→ INSTRUCTIONS TO FOLLOW
Copy each line of the records that contains the word "Output".

→ Data items

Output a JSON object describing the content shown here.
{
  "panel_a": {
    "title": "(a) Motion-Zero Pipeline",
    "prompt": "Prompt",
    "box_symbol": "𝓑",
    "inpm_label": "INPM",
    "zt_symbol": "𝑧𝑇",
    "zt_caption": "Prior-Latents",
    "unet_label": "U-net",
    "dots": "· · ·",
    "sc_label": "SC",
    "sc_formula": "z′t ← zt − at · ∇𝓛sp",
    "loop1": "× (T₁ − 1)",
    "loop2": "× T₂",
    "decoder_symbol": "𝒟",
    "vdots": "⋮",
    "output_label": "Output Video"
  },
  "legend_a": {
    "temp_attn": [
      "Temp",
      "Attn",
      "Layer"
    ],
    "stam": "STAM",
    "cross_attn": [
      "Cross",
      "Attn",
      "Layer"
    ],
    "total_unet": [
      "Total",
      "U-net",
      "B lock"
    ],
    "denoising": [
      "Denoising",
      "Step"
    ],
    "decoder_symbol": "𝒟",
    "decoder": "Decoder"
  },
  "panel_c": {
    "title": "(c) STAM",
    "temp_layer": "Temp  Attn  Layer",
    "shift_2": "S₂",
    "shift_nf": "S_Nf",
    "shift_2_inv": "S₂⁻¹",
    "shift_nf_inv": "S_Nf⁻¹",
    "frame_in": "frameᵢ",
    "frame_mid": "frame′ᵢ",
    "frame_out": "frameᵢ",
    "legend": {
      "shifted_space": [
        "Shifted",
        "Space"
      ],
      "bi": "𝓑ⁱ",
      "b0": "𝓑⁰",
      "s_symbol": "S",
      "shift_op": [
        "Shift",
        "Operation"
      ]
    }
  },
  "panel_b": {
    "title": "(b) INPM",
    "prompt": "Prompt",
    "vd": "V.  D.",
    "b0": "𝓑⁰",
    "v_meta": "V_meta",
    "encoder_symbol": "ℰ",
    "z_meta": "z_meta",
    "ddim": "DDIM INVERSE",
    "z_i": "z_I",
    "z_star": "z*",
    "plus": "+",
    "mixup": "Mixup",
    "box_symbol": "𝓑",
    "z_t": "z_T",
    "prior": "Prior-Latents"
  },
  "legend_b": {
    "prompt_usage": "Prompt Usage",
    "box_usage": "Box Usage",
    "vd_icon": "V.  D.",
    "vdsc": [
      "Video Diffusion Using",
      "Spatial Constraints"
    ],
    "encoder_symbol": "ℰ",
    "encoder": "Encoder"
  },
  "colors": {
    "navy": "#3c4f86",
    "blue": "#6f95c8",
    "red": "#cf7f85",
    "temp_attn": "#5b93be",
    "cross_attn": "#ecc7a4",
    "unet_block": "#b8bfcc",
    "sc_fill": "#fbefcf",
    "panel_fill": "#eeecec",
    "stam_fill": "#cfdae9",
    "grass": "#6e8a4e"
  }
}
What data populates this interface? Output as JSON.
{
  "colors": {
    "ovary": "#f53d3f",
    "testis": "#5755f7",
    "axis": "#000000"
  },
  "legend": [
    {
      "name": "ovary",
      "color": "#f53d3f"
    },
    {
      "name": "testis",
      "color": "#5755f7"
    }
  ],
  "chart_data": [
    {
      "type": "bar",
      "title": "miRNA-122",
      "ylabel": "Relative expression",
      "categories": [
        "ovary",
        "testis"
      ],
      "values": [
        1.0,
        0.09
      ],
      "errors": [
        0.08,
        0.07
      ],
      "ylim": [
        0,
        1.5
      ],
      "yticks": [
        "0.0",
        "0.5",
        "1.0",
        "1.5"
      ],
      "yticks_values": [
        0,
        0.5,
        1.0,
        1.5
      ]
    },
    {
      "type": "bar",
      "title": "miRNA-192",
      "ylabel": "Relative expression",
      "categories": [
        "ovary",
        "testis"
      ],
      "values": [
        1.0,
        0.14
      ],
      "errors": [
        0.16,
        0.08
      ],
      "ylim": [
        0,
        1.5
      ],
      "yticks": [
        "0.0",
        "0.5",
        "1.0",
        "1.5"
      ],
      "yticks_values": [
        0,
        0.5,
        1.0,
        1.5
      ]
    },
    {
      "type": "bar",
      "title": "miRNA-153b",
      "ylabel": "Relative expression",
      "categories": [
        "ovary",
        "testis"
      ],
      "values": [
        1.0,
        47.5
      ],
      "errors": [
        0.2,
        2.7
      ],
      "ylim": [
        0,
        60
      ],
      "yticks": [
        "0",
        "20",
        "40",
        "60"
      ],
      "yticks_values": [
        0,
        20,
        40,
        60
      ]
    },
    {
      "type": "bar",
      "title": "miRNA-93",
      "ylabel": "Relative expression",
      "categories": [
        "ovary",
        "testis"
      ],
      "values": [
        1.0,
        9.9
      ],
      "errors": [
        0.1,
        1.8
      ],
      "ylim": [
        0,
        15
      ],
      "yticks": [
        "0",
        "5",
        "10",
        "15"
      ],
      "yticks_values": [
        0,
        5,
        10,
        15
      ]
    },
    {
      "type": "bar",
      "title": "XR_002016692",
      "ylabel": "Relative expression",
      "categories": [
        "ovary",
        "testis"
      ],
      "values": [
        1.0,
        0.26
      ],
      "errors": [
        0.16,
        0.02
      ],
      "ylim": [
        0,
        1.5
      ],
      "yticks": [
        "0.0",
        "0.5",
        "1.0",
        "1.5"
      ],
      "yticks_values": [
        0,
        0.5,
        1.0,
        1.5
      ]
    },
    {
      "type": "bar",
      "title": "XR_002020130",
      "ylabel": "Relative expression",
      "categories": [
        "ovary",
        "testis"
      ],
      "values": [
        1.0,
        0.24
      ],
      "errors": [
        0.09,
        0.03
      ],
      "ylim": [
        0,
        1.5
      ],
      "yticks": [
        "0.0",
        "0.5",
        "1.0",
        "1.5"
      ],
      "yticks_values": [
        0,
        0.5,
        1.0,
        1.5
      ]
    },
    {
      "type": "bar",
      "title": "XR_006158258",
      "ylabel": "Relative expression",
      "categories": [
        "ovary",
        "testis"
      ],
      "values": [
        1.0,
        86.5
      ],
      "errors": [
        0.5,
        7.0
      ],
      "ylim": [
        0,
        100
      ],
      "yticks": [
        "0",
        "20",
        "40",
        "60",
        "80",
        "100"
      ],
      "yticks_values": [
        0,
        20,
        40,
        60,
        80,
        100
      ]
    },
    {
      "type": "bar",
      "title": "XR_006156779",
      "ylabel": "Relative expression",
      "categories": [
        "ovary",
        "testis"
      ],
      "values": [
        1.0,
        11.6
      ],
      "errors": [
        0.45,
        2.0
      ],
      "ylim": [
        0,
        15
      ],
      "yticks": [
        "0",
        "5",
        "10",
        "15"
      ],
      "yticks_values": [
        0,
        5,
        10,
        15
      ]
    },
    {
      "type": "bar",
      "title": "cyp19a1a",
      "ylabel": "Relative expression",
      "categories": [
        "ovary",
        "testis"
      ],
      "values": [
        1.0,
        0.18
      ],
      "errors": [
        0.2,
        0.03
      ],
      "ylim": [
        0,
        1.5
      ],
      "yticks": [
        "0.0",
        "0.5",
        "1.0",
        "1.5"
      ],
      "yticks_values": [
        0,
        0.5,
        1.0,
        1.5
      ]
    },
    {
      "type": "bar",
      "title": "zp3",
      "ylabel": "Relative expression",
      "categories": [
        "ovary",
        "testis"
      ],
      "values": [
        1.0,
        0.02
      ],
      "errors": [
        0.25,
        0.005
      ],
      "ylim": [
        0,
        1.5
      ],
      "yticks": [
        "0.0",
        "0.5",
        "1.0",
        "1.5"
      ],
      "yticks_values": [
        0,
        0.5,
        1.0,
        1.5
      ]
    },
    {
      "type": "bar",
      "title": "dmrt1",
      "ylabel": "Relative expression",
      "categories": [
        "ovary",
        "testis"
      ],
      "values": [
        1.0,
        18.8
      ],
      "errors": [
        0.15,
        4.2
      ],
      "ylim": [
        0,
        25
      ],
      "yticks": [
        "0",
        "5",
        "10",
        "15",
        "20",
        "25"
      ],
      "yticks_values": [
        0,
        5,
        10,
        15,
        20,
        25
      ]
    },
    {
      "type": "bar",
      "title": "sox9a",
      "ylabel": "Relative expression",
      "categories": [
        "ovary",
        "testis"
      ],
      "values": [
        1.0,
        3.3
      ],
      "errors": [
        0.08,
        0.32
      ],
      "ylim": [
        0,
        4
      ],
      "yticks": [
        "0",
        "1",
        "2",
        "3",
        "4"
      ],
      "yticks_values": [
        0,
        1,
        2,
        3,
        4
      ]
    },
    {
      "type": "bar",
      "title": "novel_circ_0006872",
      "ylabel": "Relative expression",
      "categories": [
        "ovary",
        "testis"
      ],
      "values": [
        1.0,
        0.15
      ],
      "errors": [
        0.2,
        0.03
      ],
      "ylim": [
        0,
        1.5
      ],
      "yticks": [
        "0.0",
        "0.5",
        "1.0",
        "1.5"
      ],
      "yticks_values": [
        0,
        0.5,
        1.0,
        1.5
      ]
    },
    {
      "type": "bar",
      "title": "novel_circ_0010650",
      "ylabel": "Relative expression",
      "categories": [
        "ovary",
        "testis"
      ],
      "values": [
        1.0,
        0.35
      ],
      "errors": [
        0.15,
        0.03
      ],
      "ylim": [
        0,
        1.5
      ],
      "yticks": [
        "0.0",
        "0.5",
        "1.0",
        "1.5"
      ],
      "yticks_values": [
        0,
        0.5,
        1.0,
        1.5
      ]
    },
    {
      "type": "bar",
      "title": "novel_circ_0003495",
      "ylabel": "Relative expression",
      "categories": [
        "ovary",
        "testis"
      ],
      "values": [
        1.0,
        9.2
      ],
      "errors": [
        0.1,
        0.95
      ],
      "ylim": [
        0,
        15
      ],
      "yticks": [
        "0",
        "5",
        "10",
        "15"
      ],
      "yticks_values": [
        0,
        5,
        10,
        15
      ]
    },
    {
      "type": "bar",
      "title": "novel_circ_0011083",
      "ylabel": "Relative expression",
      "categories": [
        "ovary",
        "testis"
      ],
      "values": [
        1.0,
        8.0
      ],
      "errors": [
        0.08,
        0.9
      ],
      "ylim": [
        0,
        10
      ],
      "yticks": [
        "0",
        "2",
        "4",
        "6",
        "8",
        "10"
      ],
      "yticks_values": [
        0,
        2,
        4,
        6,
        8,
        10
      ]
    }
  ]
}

→ SOLUTION BELOW
Output a JSON object describing the content shown here.
    "output_label": "Output Video"
What data populates this interface? Output as JSON.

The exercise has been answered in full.